▸ **WHAT THE TASK REQUIRES**
Set out every one of the rows below as a Markdown table with two columns, Line No and Text. Give each line its number and leave out any blank lines.
---- THE DATA
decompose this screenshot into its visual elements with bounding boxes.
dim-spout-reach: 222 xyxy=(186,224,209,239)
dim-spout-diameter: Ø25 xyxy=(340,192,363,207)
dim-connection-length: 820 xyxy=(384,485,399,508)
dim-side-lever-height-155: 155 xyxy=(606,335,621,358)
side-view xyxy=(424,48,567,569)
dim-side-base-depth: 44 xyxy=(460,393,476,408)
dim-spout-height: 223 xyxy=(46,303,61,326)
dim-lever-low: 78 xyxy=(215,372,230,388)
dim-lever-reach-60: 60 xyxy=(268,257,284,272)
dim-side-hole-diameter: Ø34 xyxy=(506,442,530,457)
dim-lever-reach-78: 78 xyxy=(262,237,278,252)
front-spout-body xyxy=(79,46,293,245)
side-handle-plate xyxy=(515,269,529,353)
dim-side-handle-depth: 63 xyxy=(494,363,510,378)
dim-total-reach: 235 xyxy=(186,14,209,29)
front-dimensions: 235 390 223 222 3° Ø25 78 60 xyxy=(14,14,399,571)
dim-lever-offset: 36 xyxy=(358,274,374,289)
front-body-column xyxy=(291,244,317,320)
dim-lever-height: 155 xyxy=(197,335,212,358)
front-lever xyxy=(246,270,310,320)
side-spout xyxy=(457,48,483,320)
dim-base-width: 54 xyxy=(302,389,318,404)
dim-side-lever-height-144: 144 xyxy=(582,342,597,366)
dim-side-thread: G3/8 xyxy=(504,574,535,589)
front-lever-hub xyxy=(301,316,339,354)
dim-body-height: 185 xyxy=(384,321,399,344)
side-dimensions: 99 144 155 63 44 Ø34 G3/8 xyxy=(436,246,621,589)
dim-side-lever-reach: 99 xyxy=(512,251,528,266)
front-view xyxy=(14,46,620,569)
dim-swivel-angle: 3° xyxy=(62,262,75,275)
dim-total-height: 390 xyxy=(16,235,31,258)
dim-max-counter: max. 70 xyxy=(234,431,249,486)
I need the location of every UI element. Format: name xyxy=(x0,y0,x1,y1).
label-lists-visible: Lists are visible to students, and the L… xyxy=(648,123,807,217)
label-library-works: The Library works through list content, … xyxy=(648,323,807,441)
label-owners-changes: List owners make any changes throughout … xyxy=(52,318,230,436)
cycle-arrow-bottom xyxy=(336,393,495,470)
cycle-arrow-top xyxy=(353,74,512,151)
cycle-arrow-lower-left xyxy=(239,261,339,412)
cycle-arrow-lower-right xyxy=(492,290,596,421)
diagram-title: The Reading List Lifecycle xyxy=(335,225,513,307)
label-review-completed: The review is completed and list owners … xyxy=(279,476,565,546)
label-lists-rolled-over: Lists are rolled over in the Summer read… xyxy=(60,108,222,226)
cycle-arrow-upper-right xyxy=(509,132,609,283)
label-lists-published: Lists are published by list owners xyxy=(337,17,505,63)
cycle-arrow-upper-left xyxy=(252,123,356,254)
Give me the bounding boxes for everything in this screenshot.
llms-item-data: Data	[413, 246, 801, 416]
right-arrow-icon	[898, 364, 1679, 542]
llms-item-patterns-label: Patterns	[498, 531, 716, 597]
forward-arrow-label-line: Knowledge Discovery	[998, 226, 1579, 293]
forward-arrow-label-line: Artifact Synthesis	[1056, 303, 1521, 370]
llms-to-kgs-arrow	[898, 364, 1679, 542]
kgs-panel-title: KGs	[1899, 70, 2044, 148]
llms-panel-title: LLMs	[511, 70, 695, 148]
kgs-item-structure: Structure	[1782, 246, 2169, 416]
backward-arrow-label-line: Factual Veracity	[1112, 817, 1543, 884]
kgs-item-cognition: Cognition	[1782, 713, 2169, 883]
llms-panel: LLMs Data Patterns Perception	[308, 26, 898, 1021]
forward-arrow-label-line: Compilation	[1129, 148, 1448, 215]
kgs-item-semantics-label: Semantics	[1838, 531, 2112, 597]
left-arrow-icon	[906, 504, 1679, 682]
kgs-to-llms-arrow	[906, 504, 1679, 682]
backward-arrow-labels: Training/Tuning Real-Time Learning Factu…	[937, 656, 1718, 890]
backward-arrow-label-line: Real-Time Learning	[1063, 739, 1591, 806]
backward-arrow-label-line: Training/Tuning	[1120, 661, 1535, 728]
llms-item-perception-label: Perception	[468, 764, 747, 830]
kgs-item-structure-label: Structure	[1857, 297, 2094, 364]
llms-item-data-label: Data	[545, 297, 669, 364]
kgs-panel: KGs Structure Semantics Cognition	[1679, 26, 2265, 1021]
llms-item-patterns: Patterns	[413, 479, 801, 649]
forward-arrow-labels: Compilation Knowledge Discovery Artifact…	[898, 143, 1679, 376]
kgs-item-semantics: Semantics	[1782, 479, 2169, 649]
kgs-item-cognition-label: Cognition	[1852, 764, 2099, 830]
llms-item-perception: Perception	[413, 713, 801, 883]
--------
▸ **WRITTEN RESPONSE**
| Line No | Text |
|---|---|
| 1 | decompose this screenshot into its visual elements with bounding boxes. |
| 2 | dim-spout-reach: 222 xyxy=(186,224,209,239) |
| 3 | dim-spout-diameter: Ø25 xyxy=(340,192,363,207) |
| 4 | dim-connection-length: 820 xyxy=(384,485,399,508) |
| 5 | dim-side-lever-height-155: 155 xyxy=(606,335,621,358) |
| 6 | side-view xyxy=(424,48,567,569) |
| 7 | dim-side-base-depth: 44 xyxy=(460,393,476,408) |
| 8 | dim-spout-height: 223 xyxy=(46,303,61,326) |
| 9 | dim-lever-low: 78 xyxy=(215,372,230,388) |
| 10 | dim-lever-reach-60: 60 xyxy=(268,257,284,272) |
| 11 | dim-side-hole-diameter: Ø34 xyxy=(506,442,530,457) |
| 12 | dim-lever-reach-78: 78 xyxy=(262,237,278,252) |
| 13 | front-spout-body xyxy=(79,46,293,245) |
| 14 | side-handle-plate xyxy=(515,269,529,353) |
| 15 | dim-side-handle-depth: 63 xyxy=(494,363,510,378) |
| 16 | dim-total-reach: 235 xyxy=(186,14,209,29) |
| 17 | front-dimensions: 235 390 223 222 3° Ø25 78 60 xyxy=(14,14,399,571) |
| 18 | dim-lever-offset: 36 xyxy=(358,274,374,289) |
| 19 | front-body-column xyxy=(291,244,317,320) |
| 20 | dim-lever-height: 155 xyxy=(197,335,212,358) |
| 21 | front-lever xyxy=(246,270,310,320) |
| 22 | side-spout xyxy=(457,48,483,320) |
| 23 | dim-base-width: 54 xyxy=(302,389,318,404) |
| 24 | dim-side-lever-height-144: 144 xyxy=(582,342,597,366) |
| 25 | dim-side-thread: G3/8 xyxy=(504,574,535,589) |
| 26 | front-lever-hub xyxy=(301,316,339,354) |
| 27 | dim-body-height: 185 xyxy=(384,321,399,344) |
| 28 | side-dimensions: 99 144 155 63 44 Ø34 G3/8 xyxy=(436,246,621,589) |
| 29 | dim-side-lever-reach: 99 xyxy=(512,251,528,266) |
| 30 | front-view xyxy=(14,46,620,569) |
| 31 | dim-swivel-angle: 3° xyxy=(62,262,75,275) |
| 32 | dim-total-height: 390 xyxy=(16,235,31,258) |
| 33 | dim-max-counter: max. 70 xyxy=(234,431,249,486) |
| 34 | I need the location of every UI element. Format: name xyxy=(x0,y0,x1,y1). |
| 35 | label-lists-visible: Lists are visible to students, and the L… xyxy=(648,123,807,217) |
| 36 | label-library-works: The Library works through list content, … xyxy=(648,323,807,441) |
| 37 | label-owners-changes: List owners make any changes throughout … xyxy=(52,318,230,436) |
| 38 | cycle-arrow-bottom xyxy=(336,393,495,470) |
| 39 | cycle-arrow-top xyxy=(353,74,512,151) |
| 40 | cycle-arrow-lower-left xyxy=(239,261,339,412) |
| 41 | cycle-arrow-lower-right xyxy=(492,290,596,421) |
| 42 | diagram-title: The Reading List Lifecycle xyxy=(335,225,513,307) |
| 43 | label-review-completed: The review is completed and list owners … xyxy=(279,476,565,546) |
| 44 | label-lists-rolled-over: Lists are rolled over in the Summer read… xyxy=(60,108,222,226) |
| 45 | cycle-arrow-upper-right xyxy=(509,132,609,283) |
| 46 | label-lists-published: Lists are published by list owners xyxy=(337,17,505,63) |
| 47 | cycle-arrow-upper-left xyxy=(252,123,356,254) |
| 48 | Give me the bounding boxes for everything in this screenshot. |
| 49 | llms-item-data: Data	[413, 246, 801, 416] |
| 50 | right-arrow-icon	[898, 364, 1679, 542] |
| 51 | llms-item-patterns-label: Patterns	[498, 531, 716, 597] |
| 52 | forward-arrow-label-line: Knowledge Discovery	[998, 226, 1579, 293] |
| 53 | forward-arrow-label-line: Artifact Synthesis	[1056, 303, 1521, 370] |
| 54 | llms-to-kgs-arrow	[898, 364, 1679, 542] |
| 55 | kgs-panel-title: KGs	[1899, 70, 2044, 148] |
| 56 | llms-panel-title: LLMs	[511, 70, 695, 148] |
| 57 | kgs-item-structure: Structure	[1782, 246, 2169, 416] |
| 58 | backward-arrow-label-line: Factual Veracity	[1112, 817, 1543, 884] |
| 59 | kgs-item-cognition: Cognition	[1782, 713, 2169, 883] |
| 60 | llms-panel: LLMs Data Patterns Perception	[308, 26, 898, 1021] |
| 61 | forward-arrow-label-line: Compilation	[1129, 148, 1448, 215] |
| 62 | kgs-item-semantics-label: Semantics	[1838, 531, 2112, 597] |
| 63 | left-arrow-icon	[906, 504, 1679, 682] |
| 64 | kgs-to-llms-arrow	[906, 504, 1679, 682] |
| 65 | backward-arrow-labels: Training/Tuning Real-Time Learning Factu…	[937, 656, 1718, 890] |
| 66 | backward-arrow-label-line: Real-Time Learning	[1063, 739, 1591, 806] |
| 67 | backward-arrow-label-line: Training/Tuning	[1120, 661, 1535, 728] |
| 68 | llms-item-perception-label: Perception	[468, 764, 747, 830] |
| 69 | kgs-item-structure-label: Structure	[1857, 297, 2094, 364] |
| 70 | llms-item-data-label: Data	[545, 297, 669, 364] |
| 71 | kgs-panel: KGs Structure Semantics Cognition	[1679, 26, 2265, 1021] |
| 72 | llms-item-patterns: Patterns	[413, 479, 801, 649] |
| 73 | forward-arrow-labels: Compilation Knowledge Discovery Artifact…	[898, 143, 1679, 376] |
| 74 | kgs-item-semantics: Semantics	[1782, 479, 2169, 649] |
| 75 | kgs-item-cognition-label: Cognition	[1852, 764, 2099, 830] |
| 76 | llms-item-perception: Perception	[413, 713, 801, 883] |